**Source data:**
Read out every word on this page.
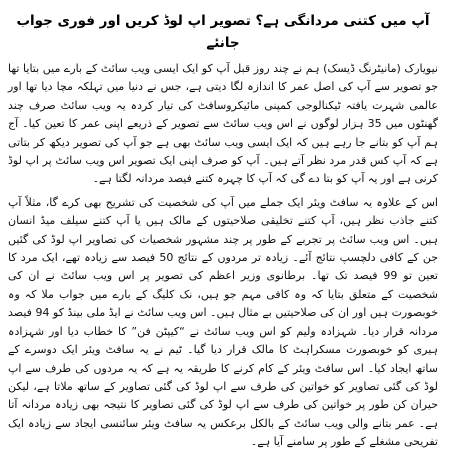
آپ میں کتنی مردانگی ہے؟ تصویر اپ لوڈ کریں اور فوری جواب جانئے

نیویارک (مانیٹرنگ ڈیسک) ہم نے چند روز قبل آپ کو ایک ایسی ویب سائٹ کے بارے میں بتایا تھا جو تصویر سے آپ کی اصل عمر کا اندازہ لگا دیتی ہے، جس نے دنیا میں تہلکہ مچا دیا تھا اور عالمی شہرت یافتہ ٹیکنالوجی کمپنی مائیکروسافٹ کی تیار کردہ یہ ویب سائٹ صرف چند گھنٹوں میں 35 ہزار لوگوں نے اس ویب سائٹ سے تصویر کے ذریعے اپنی عمر کا تعین کیا۔ آج ہم آپ کو بتانے جا رہے ہیں کہ ایک ایسی ویب سائٹ بھی ہے جو آپ کی تصویر دیکھ کر بتاتی ہے کہ آپ کس قدر مرد نظر آتے ہیں۔ آپ کو صرف اپنی ایک تصویر اس ویب سائٹ پر اپ لوڈ کرنی ہے اور یہ آپ کو بتا دے گی کہ آپ کا چہرہ کتنے فیصد مردانہ لگتا ہے۔

اس کے علاوہ یہ سافٹ ویئر ایک جملے میں آپ کی شخصیت کی تشریح بھی کرے گا، مثلاً آپ کتنے جاذب نظر ہیں، آپ کتنے تخلیقی صلاحیتوں کے مالک ہیں یا آپ کتنے سیلف میڈ انسان ہیں۔ اس ویب سائٹ پر تجربے کے طور پر چند مشہور شخصیات کی تصاویر اپ لوڈ کی گئیں جن کے کافی دلچسپ نتائج آئے۔ زیادہ تر مردوں کے نتائج 50 فیصد سے زیادہ تھے، ایک مرد کا تعین تو 99 فیصد تک تھا۔ برطانوی وزیر اعظم کی تصویر پر اس ویب سائٹ نے ان کی شخصیت کے متعلق بتایا کہ وہ کافی مہم جو ہیں، نک کلیگ کے بارے میں جواب ملا کہ وہ خوبصورت ہیں اور ان کی صلاحیتیں بے مثال ہیں۔ اس ویب سائٹ نے ایڈ ملی بینڈ کو 94 فیصد مردانہ قرار دیا۔ شہزادہ ولیم کو اس ویب سائٹ نے “کیپٹن فن” کا خطاب دیا اور شہزادہ ہیری کو خوبصورت مسکراہٹ کا مالک قرار دیا گیا۔ ٹیم نے یہ سافٹ ویئر ایک دوسرے کے ساتھ ایجاد کیا۔ اس سافٹ ویئر کے کام کرنے کا طریقہ یہ ہے کہ یہ مردوں کی طرف سے اپ لوڈ کی گئی تصاویر کو خواتین کی طرف سے اپ لوڈ کی گئی تصاویر کے ساتھ ملاتا ہے، لیکن حیران کن طور پر خواتین کی طرف سے اپ لوڈ کی گئی تصاویر کا نتیجہ بھی زیادہ مردانہ آتا ہے۔ عمر بتانے والی ویب سائٹ کے بالکل برعکس یہ سافٹ ویئر سائنسی ایجاد سے زیادہ ایک تفریحی مشغلے کے طور پر سامنے آیا ہے۔
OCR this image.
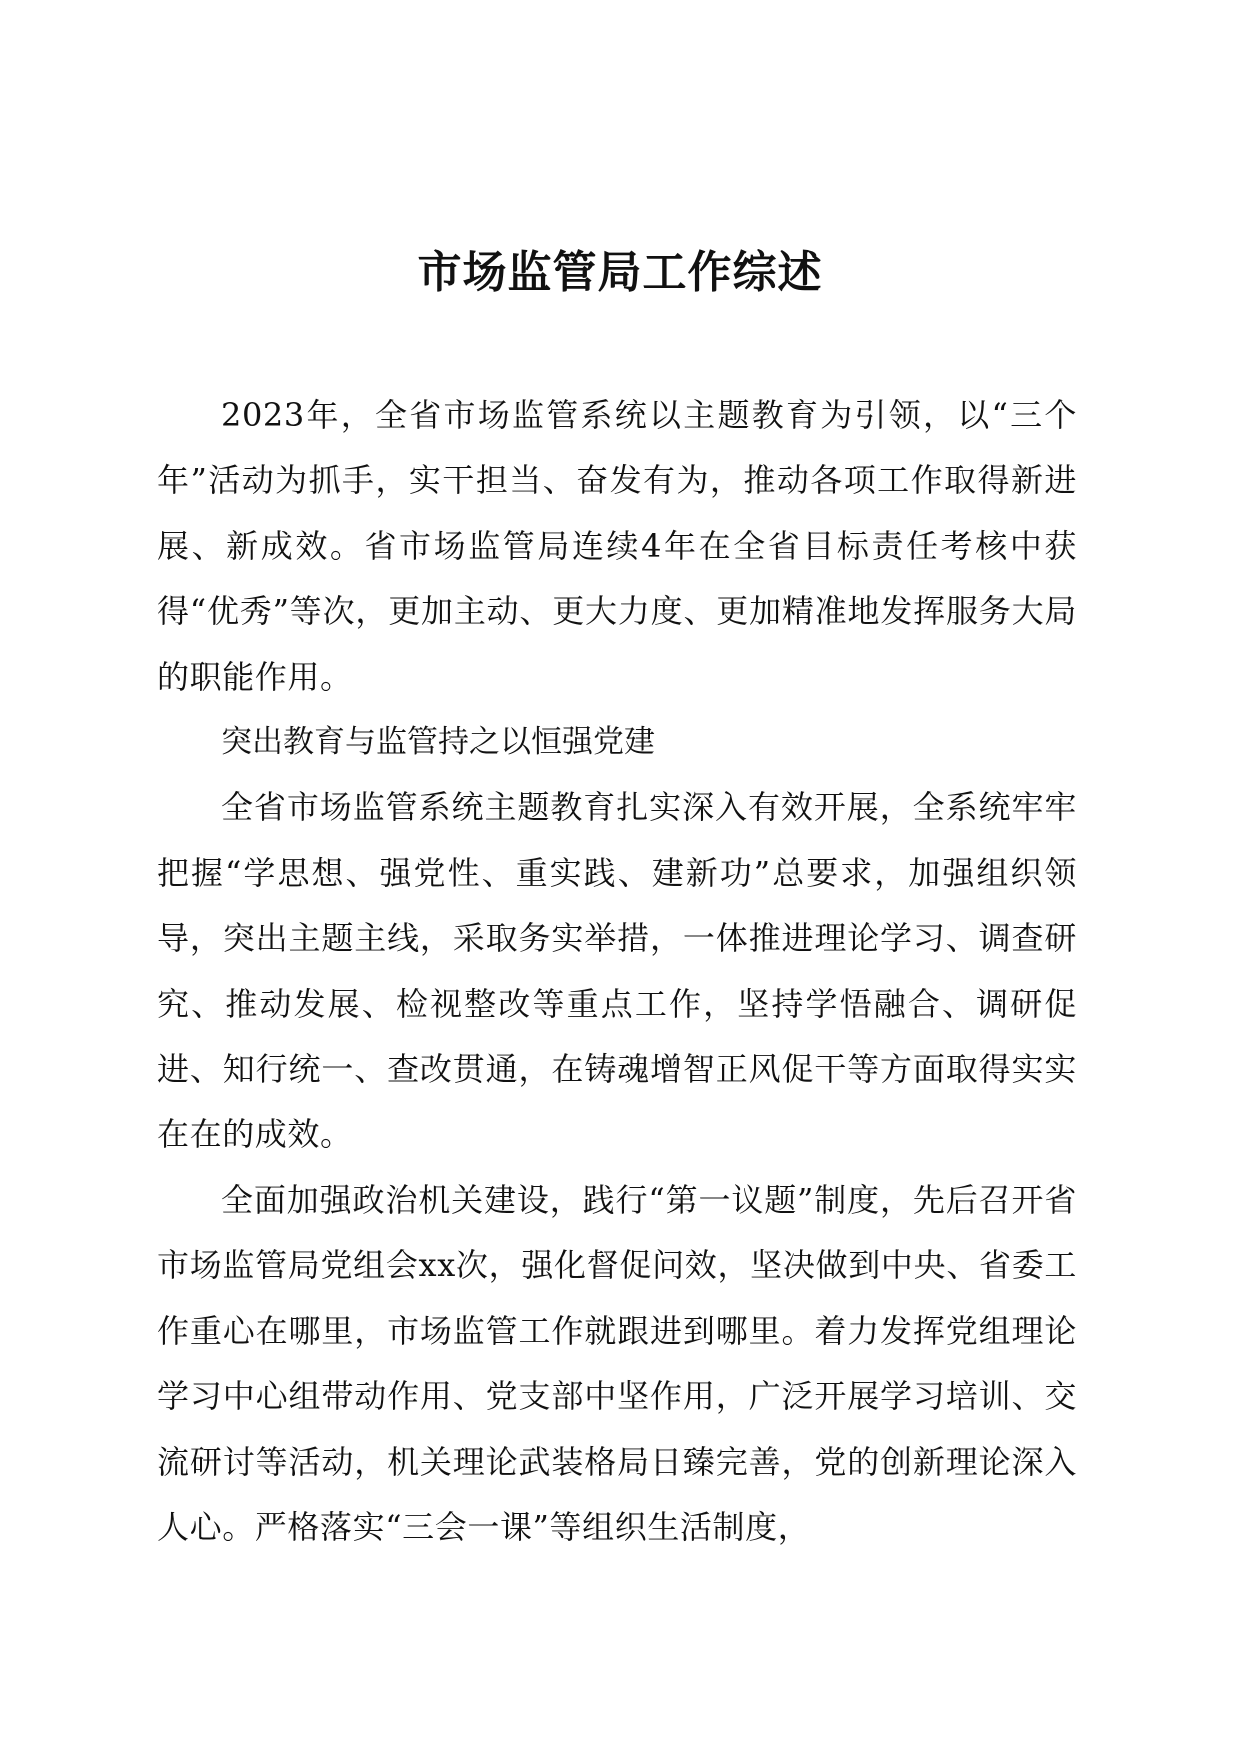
市场监管局工作综述

2023年，全省市场监管系统以主题教育为引领，以“三个年”活动为抓手，实干担当、奋发有为，推动各项工作取得新进展、新成效。省市场监管局连续4年在全省目标责任考核中获得“优秀”等次，更加主动、更大力度、更加精准地发挥服务大局的职能作用。

突出教育与监管持之以恒强党建

全省市场监管系统主题教育扎实深入有效开展，全系统牢牢把握“学思想、强党性、重实践、建新功”总要求，加强组织领导，突出主题主线，采取务实举措，一体推进理论学习、调查研究、推动发展、检视整改等重点工作，坚持学悟融合、调研促进、知行统一、查改贯通，在铸魂增智正风促干等方面取得实实在在的成效。

全面加强政治机关建设，践行“第一议题”制度，先后召开省市场监管局党组会xx次，强化督促问效，坚决做到中央、省委工作重心在哪里，市场监管工作就跟进到哪里。着力发挥党组理论学习中心组带动作用、党支部中坚作用，广泛开展学习培训、交流研讨等活动，机关理论武装格局日臻完善，党的创新理论深入人心。严格落实“三会一课”等组织生活制度，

**Requirement:** In the lines above, locate the string "this". Copy every line where it occurs.

**Output below:**
Read out every word on this page.
OCR this image.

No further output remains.